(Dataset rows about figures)

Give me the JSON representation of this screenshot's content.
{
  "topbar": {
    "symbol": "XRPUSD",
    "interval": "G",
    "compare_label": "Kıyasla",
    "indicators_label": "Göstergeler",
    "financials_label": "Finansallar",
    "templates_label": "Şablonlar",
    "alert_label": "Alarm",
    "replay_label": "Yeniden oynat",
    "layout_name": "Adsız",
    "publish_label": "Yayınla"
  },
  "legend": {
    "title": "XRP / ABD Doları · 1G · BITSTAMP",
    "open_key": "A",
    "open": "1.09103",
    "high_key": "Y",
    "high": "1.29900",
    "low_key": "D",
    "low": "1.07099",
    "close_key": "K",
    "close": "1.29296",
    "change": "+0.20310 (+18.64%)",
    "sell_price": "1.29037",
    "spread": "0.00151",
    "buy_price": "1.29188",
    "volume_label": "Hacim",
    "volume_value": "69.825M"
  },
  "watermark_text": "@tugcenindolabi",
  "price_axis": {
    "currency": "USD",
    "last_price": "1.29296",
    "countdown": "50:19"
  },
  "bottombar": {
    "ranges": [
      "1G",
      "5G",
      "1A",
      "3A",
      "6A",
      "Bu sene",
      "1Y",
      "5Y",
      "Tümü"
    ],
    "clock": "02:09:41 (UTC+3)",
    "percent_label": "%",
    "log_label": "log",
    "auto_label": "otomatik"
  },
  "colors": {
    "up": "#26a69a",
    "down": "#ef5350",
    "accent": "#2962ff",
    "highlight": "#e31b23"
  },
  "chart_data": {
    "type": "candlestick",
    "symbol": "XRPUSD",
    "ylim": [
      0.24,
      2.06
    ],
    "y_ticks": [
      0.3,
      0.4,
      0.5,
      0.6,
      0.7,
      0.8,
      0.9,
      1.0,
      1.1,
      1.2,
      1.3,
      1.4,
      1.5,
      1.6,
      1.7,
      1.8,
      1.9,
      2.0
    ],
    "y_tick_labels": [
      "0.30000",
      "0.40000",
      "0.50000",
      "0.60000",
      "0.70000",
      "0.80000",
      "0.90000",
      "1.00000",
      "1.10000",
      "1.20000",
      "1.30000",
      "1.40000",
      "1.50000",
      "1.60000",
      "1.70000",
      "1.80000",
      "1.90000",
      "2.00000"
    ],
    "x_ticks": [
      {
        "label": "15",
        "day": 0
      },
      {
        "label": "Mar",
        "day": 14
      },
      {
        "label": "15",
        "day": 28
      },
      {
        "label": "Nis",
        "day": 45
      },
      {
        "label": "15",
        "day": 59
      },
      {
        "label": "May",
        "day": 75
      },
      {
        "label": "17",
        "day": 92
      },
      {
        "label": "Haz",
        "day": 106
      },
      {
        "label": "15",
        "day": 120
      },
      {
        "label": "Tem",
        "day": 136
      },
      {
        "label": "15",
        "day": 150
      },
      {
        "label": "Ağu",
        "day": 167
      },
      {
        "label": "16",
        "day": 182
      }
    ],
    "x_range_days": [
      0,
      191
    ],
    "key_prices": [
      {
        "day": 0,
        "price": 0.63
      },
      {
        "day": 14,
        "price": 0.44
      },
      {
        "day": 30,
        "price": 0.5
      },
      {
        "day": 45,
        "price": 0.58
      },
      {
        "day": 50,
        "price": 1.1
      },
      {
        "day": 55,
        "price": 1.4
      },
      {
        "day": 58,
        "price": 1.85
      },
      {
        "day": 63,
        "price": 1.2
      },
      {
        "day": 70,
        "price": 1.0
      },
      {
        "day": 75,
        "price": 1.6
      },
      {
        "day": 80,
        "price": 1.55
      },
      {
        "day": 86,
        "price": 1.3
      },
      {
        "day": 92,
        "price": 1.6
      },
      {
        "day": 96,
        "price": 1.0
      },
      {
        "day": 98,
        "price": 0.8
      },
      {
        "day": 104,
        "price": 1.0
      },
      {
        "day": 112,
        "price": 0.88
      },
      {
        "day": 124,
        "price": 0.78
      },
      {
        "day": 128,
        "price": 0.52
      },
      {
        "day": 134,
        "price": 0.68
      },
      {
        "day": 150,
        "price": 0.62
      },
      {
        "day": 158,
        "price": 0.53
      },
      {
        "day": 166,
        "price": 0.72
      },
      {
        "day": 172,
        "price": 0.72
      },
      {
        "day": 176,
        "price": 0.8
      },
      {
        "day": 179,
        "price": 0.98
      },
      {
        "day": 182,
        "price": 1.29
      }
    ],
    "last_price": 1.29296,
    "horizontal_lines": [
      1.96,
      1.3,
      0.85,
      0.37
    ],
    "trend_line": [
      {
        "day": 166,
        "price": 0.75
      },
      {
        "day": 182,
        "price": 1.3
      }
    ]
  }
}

» THE PROBLEM
All of the records must be retyped exactly as they are.

» COMPLETED EXERCISE
Give me the JSON representation of this screenshot's content.
{
  "topbar": {
    "symbol": "XRPUSD",
    "interval": "G",
    "compare_label": "Kıyasla",
    "indicators_label": "Göstergeler",
    "financials_label": "Finansallar",
    "templates_label": "Şablonlar",
    "alert_label": "Alarm",
    "replay_label": "Yeniden oynat",
    "layout_name": "Adsız",
    "publish_label": "Yayınla"
  },
  "legend": {
    "title": "XRP / ABD Doları · 1G · BITSTAMP",
    "open_key": "A",
    "open": "1.09103",
    "high_key": "Y",
    "high": "1.29900",
    "low_key": "D",
    "low": "1.07099",
    "close_key": "K",
    "close": "1.29296",
    "change": "+0.20310 (+18.64%)",
    "sell_price": "1.29037",
    "spread": "0.00151",
    "buy_price": "1.29188",
    "volume_label": "Hacim",
    "volume_value": "69.825M"
  },
  "watermark_text": "@tugcenindolabi",
  "price_axis": {
    "currency": "USD",
    "last_price": "1.29296",
    "countdown": "50:19"
  },
  "bottombar": {
    "ranges": [
      "1G",
      "5G",
      "1A",
      "3A",
      "6A",
      "Bu sene",
      "1Y",
      "5Y",
      "Tümü"
    ],
    "clock": "02:09:41 (UTC+3)",
    "percent_label": "%",
    "log_label": "log",
    "auto_label": "otomatik"
  },
  "colors": {
    "up": "#26a69a",
    "down": "#ef5350",
    "accent": "#2962ff",
    "highlight": "#e31b23"
  },
  "chart_data": {
    "type": "candlestick",
    "symbol": "XRPUSD",
    "ylim": [
      0.24,
      2.06
    ],
    "y_ticks": [
      0.3,
      0.4,
      0.5,
      0.6,
      0.7,
      0.8,
      0.9,
      1.0,
      1.1,
      1.2,
      1.3,
      1.4,
      1.5,
      1.6,
      1.7,
      1.8,
      1.9,
      2.0
    ],
    "y_tick_labels": [
      "0.30000",
      "0.40000",
      "0.50000",
      "0.60000",
      "0.70000",
      "0.80000",
      "0.90000",
      "1.00000",
      "1.10000",
      "1.20000",
      "1.30000",
      "1.40000",
      "1.50000",
      "1.60000",
      "1.70000",
      "1.80000",
      "1.90000",
      "2.00000"
    ],
    "x_ticks": [
      {
        "label": "15",
        "day": 0
      },
      {
        "label": "Mar",
        "day": 14
      },
      {
        "label": "15",
        "day": 28
      },
      {
        "label": "Nis",
        "day": 45
      },
      {
        "label": "15",
        "day": 59
      },
      {
        "label": "May",
        "day": 75
      },
      {
        "label": "17",
        "day": 92
      },
      {
        "label": "Haz",
        "day": 106
      },
      {
        "label": "15",
        "day": 120
      },
      {
        "label": "Tem",
        "day": 136
      },
      {
        "label": "15",
        "day": 150
      },
      {
        "label": "Ağu",
        "day": 167
      },
      {
        "label": "16",
        "day": 182
      }
    ],
    "x_range_days": [
      0,
      191
    ],
    "key_prices": [
      {
        "day": 0,
        "price": 0.63
      },
      {
        "day": 14,
        "price": 0.44
      },
      {
        "day": 30,
        "price": 0.5
      },
      {
        "day": 45,
        "price": 0.58
      },
      {
        "day": 50,
        "price": 1.1
      },
      {
        "day": 55,
        "price": 1.4
      },
      {
        "day": 58,
        "price": 1.85
      },
      {
        "day": 63,
        "price": 1.2
      },
      {
        "day": 70,
        "price": 1.0
      },
      {
        "day": 75,
        "price": 1.6
      },
      {
        "day": 80,
        "price": 1.55
      },
      {
        "day": 86,
        "price": 1.3
      },
      {
        "day": 92,
        "price": 1.6
      },
      {
        "day": 96,
        "price": 1.0
      },
      {
        "day": 98,
        "price": 0.8
      },
      {
        "day": 104,
        "price": 1.0
      },
      {
        "day": 112,
        "price": 0.88
      },
      {
        "day": 124,
        "price": 0.78
      },
      {
        "day": 128,
        "price": 0.52
      },
      {
        "day": 134,
        "price": 0.68
      },
      {
        "day": 150,
        "price": 0.62
      },
      {
        "day": 158,
        "price": 0.53
      },
      {
        "day": 166,
        "price": 0.72
      },
      {
        "day": 172,
        "price": 0.72
      },
      {
        "day": 176,
        "price": 0.8
      },
      {
        "day": 179,
        "price": 0.98
      },
      {
        "day": 182,
        "price": 1.29
      }
    ],
    "last_price": 1.29296,
    "horizontal_lines": [
      1.96,
      1.3,
      0.85,
      0.37
    ],
    "trend_line": [
      {
        "day": 166,
        "price": 0.75
      },
      {
        "day": 182,
        "price": 1.3
      }
    ]
  }
}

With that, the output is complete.